Task requirements ▸ Of all the lines in the material, how many include the word "color"? Give only the number.

--- start ---

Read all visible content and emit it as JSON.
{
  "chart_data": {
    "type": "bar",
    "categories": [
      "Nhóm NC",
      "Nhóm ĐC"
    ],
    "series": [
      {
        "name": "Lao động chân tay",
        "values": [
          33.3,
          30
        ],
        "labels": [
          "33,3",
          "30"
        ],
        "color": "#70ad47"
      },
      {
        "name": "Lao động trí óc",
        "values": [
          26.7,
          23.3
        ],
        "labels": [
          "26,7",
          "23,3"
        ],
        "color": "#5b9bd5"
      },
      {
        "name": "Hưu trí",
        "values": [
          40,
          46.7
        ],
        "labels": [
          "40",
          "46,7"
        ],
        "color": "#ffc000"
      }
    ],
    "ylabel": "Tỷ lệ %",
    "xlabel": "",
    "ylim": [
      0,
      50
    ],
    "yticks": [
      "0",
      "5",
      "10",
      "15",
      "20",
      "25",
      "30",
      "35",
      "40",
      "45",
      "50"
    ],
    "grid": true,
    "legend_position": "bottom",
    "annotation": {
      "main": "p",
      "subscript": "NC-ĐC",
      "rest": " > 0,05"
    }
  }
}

--- end ---

Output for this exercise ▸ 3